# Given request:
Look through the material and copy each line holding "benefits".

# Provided records:

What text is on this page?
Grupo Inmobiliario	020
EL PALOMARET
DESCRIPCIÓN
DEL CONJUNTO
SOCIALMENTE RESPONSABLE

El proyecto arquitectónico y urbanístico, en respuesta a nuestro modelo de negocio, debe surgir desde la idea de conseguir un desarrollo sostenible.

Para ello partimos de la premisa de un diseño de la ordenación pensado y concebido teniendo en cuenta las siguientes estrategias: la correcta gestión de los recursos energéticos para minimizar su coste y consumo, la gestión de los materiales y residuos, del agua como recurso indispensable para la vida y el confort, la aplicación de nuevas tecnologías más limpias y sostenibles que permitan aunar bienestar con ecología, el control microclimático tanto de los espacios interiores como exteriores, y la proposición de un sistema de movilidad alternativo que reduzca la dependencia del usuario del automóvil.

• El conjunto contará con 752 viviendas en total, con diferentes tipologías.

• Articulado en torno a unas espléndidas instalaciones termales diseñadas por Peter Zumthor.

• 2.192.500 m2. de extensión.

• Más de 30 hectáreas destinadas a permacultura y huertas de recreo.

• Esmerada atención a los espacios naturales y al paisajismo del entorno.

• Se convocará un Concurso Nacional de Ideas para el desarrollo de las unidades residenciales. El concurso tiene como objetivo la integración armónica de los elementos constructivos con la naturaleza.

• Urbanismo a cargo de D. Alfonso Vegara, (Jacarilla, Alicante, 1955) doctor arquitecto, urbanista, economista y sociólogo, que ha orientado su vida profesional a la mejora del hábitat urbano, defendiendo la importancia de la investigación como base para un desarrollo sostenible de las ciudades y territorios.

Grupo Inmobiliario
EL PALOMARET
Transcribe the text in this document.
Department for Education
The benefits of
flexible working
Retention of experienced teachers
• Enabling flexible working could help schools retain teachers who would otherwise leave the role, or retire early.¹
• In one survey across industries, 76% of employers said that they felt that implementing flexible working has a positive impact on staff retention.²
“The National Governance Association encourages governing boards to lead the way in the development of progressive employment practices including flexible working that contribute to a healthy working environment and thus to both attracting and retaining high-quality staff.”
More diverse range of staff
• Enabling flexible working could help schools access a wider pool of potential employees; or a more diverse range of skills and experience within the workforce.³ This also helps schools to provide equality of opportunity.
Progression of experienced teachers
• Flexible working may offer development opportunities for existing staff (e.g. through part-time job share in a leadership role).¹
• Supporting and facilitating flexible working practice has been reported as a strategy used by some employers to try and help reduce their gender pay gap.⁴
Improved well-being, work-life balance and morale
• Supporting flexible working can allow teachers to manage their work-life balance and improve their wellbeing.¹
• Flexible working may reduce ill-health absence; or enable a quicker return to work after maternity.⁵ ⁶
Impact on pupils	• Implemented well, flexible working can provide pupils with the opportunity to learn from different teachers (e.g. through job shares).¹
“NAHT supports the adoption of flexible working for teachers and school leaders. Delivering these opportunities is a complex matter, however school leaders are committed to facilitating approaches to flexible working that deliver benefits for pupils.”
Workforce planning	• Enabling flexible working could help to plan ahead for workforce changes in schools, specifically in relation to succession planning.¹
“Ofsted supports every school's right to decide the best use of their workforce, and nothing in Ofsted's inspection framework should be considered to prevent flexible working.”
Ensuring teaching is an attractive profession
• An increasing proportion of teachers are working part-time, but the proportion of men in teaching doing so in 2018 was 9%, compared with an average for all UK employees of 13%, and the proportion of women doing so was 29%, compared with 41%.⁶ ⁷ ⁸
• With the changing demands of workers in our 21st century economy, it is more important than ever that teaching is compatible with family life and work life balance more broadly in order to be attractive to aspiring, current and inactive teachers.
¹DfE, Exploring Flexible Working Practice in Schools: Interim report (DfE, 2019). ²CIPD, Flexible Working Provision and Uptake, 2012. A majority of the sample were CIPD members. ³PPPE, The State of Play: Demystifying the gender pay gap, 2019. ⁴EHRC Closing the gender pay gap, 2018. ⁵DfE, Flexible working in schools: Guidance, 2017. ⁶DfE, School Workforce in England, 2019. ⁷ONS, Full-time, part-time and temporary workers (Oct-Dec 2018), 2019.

# Exercise solution:
The benefits of
“NAHT supports the adoption of flexible working for teachers and school leaders. Delivering these opportunities is a complex matter, however school leaders are committed to facilitating approaches to flexible working that deliver benefits for pupils.”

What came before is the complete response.